[Raw records]
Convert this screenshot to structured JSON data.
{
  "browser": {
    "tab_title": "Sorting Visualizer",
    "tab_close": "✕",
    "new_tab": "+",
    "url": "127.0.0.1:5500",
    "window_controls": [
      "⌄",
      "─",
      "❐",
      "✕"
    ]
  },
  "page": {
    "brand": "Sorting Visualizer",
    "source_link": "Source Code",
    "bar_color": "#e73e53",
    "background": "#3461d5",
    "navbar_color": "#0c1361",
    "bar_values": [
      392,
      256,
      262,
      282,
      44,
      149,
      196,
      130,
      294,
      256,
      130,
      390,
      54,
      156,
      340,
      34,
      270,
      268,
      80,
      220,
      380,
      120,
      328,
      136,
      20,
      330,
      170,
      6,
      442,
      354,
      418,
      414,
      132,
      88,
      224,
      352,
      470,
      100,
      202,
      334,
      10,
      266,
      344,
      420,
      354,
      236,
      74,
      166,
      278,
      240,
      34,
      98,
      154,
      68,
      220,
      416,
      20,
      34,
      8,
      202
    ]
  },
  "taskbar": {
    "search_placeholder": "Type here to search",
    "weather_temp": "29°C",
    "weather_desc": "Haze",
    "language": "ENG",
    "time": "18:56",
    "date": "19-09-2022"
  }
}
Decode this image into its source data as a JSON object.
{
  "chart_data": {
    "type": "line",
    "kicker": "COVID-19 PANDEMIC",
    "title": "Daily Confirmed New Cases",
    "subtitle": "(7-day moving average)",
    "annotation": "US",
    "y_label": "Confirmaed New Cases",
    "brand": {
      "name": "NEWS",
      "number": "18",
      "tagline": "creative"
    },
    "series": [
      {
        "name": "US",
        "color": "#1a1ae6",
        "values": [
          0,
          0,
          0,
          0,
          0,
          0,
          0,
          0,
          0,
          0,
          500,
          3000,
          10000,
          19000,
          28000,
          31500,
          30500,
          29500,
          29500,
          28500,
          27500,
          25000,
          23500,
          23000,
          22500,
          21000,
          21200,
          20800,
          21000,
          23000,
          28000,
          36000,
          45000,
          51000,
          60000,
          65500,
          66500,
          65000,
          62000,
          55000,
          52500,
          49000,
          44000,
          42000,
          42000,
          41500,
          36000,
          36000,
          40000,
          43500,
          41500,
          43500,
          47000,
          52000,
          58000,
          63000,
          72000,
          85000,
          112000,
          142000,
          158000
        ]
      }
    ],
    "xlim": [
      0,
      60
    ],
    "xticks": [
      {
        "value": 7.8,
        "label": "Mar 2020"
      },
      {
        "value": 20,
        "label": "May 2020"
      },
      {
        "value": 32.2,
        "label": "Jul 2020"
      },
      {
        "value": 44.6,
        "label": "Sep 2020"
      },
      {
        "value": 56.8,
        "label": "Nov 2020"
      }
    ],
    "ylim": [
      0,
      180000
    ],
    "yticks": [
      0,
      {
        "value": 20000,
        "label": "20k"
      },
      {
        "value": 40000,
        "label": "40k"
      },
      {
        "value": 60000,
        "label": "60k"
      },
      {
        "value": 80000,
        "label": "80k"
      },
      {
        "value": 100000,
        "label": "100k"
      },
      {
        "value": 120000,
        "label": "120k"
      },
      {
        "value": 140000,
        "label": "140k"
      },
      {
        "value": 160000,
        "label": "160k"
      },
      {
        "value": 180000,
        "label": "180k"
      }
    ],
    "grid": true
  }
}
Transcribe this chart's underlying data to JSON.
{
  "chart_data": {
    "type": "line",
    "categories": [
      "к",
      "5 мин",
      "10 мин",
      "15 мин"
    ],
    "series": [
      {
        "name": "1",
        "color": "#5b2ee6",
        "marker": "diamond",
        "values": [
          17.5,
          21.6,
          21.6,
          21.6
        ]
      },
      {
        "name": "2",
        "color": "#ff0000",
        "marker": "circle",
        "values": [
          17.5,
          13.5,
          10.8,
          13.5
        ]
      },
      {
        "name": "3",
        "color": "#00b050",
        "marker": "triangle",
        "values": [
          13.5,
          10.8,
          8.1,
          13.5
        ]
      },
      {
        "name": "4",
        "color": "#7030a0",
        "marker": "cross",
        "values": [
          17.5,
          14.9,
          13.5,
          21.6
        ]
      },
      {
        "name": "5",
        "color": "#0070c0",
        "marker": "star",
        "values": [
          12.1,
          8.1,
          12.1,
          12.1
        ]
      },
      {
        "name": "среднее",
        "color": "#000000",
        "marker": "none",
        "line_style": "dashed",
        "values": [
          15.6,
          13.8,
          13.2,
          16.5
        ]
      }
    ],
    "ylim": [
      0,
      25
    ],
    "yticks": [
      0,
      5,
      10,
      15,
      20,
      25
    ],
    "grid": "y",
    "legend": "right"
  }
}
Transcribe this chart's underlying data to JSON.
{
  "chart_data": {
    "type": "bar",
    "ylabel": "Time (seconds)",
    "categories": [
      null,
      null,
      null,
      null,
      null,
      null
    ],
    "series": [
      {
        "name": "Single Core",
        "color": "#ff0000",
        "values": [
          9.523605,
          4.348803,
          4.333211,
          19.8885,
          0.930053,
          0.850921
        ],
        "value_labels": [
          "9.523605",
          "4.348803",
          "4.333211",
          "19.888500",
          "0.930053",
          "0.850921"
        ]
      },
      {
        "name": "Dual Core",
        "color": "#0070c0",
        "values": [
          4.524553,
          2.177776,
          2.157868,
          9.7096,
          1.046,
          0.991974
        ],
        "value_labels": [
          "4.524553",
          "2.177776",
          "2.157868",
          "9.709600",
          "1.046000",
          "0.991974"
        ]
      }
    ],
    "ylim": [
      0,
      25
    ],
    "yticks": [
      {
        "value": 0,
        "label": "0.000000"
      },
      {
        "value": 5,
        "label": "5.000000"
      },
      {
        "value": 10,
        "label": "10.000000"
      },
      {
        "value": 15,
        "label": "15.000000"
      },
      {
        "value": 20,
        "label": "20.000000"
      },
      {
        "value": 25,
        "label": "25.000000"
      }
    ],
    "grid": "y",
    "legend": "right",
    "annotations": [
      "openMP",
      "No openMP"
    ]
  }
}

**Your task:** Write out all of the records above exactly as they appear.

**Problem solution:**
Convert this screenshot to structured JSON data.
{
  "browser": {
    "tab_title": "Sorting Visualizer",
    "tab_close": "✕",
    "new_tab": "+",
    "url": "127.0.0.1:5500",
    "window_controls": [
      "⌄",
      "─",
      "❐",
      "✕"
    ]
  },
  "page": {
    "brand": "Sorting Visualizer",
    "source_link": "Source Code",
    "bar_color": "#e73e53",
    "background": "#3461d5",
    "navbar_color": "#0c1361",
    "bar_values": [
      392,
      256,
      262,
      282,
      44,
      149,
      196,
      130,
      294,
      256,
      130,
      390,
      54,
      156,
      340,
      34,
      270,
      268,
      80,
      220,
      380,
      120,
      328,
      136,
      20,
      330,
      170,
      6,
      442,
      354,
      418,
      414,
      132,
      88,
      224,
      352,
      470,
      100,
      202,
      334,
      10,
      266,
      344,
      420,
      354,
      236,
      74,
      166,
      278,
      240,
      34,
      98,
      154,
      68,
      220,
      416,
      20,
      34,
      8,
      202
    ]
  },
  "taskbar": {
    "search_placeholder": "Type here to search",
    "weather_temp": "29°C",
    "weather_desc": "Haze",
    "language": "ENG",
    "time": "18:56",
    "date": "19-09-2022"
  }
}
Decode this image into its source data as a JSON object.
{
  "chart_data": {
    "type": "line",
    "kicker": "COVID-19 PANDEMIC",
    "title": "Daily Confirmed New Cases",
    "subtitle": "(7-day moving average)",
    "annotation": "US",
    "y_label": "Confirmaed New Cases",
    "brand": {
      "name": "NEWS",
      "number": "18",
      "tagline": "creative"
    },
    "series": [
      {
        "name": "US",
        "color": "#1a1ae6",
        "values": [
          0,
          0,
          0,
          0,
          0,
          0,
          0,
          0,
          0,
          0,
          500,
          3000,
          10000,
          19000,
          28000,
          31500,
          30500,
          29500,
          29500,
          28500,
          27500,
          25000,
          23500,
          23000,
          22500,
          21000,
          21200,
          20800,
          21000,
          23000,
          28000,
          36000,
          45000,
          51000,
          60000,
          65500,
          66500,
          65000,
          62000,
          55000,
          52500,
          49000,
          44000,
          42000,
          42000,
          41500,
          36000,
          36000,
          40000,
          43500,
          41500,
          43500,
          47000,
          52000,
          58000,
          63000,
          72000,
          85000,
          112000,
          142000,
          158000
        ]
      }
    ],
    "xlim": [
      0,
      60
    ],
    "xticks": [
      {
        "value": 7.8,
        "label": "Mar 2020"
      },
      {
        "value": 20,
        "label": "May 2020"
      },
      {
        "value": 32.2,
        "label": "Jul 2020"
      },
      {
        "value": 44.6,
        "label": "Sep 2020"
      },
      {
        "value": 56.8,
        "label": "Nov 2020"
      }
    ],
    "ylim": [
      0,
      180000
    ],
    "yticks": [
      0,
      {
        "value": 20000,
        "label": "20k"
      },
      {
        "value": 40000,
        "label": "40k"
      },
      {
        "value": 60000,
        "label": "60k"
      },
      {
        "value": 80000,
        "label": "80k"
      },
      {
        "value": 100000,
        "label": "100k"
      },
      {
        "value": 120000,
        "label": "120k"
      },
      {
        "value": 140000,
        "label": "140k"
      },
      {
        "value": 160000,
        "label": "160k"
      },
      {
        "value": 180000,
        "label": "180k"
      }
    ],
    "grid": true
  }
}
Transcribe this chart's underlying data to JSON.
{
  "chart_data": {
    "type": "line",
    "categories": [
      "к",
      "5 мин",
      "10 мин",
      "15 мин"
    ],
    "series": [
      {
        "name": "1",
        "color": "#5b2ee6",
        "marker": "diamond",
        "values": [
          17.5,
          21.6,
          21.6,
          21.6
        ]
      },
      {
        "name": "2",
        "color": "#ff0000",
        "marker": "circle",
        "values": [
          17.5,
          13.5,
          10.8,
          13.5
        ]
      },
      {
        "name": "3",
        "color": "#00b050",
        "marker": "triangle",
        "values": [
          13.5,
          10.8,
          8.1,
          13.5
        ]
      },
      {
        "name": "4",
        "color": "#7030a0",
        "marker": "cross",
        "values": [
          17.5,
          14.9,
          13.5,
          21.6
        ]
      },
      {
        "name": "5",
        "color": "#0070c0",
        "marker": "star",
        "values": [
          12.1,
          8.1,
          12.1,
          12.1
        ]
      },
      {
        "name": "среднее",
        "color": "#000000",
        "marker": "none",
        "line_style": "dashed",
        "values": [
          15.6,
          13.8,
          13.2,
          16.5
        ]
      }
    ],
    "ylim": [
      0,
      25
    ],
    "yticks": [
      0,
      5,
      10,
      15,
      20,
      25
    ],
    "grid": "y",
    "legend": "right"
  }
}
Transcribe this chart's underlying data to JSON.
{
  "chart_data": {
    "type": "bar",
    "ylabel": "Time (seconds)",
    "categories": [
      null,
      null,
      null,
      null,
      null,
      null
    ],
    "series": [
      {
        "name": "Single Core",
        "color": "#ff0000",
        "values": [
          9.523605,
          4.348803,
          4.333211,
          19.8885,
          0.930053,
          0.850921
        ],
        "value_labels": [
          "9.523605",
          "4.348803",
          "4.333211",
          "19.888500",
          "0.930053",
          "0.850921"
        ]
      },
      {
        "name": "Dual Core",
        "color": "#0070c0",
        "values": [
          4.524553,
          2.177776,
          2.157868,
          9.7096,
          1.046,
          0.991974
        ],
        "value_labels": [
          "4.524553",
          "2.177776",
          "2.157868",
          "9.709600",
          "1.046000",
          "0.991974"
        ]
      }
    ],
    "ylim": [
      0,
      25
    ],
    "yticks": [
      {
        "value": 0,
        "label": "0.000000"
      },
      {
        "value": 5,
        "label": "5.000000"
      },
      {
        "value": 10,
        "label": "10.000000"
      },
      {
        "value": 15,
        "label": "15.000000"
      },
      {
        "value": 20,
        "label": "20.000000"
      },
      {
        "value": 25,
        "label": "25.000000"
      }
    ],
    "grid": "y",
    "legend": "right",
    "annotations": [
      "openMP",
      "No openMP"
    ]
  }
}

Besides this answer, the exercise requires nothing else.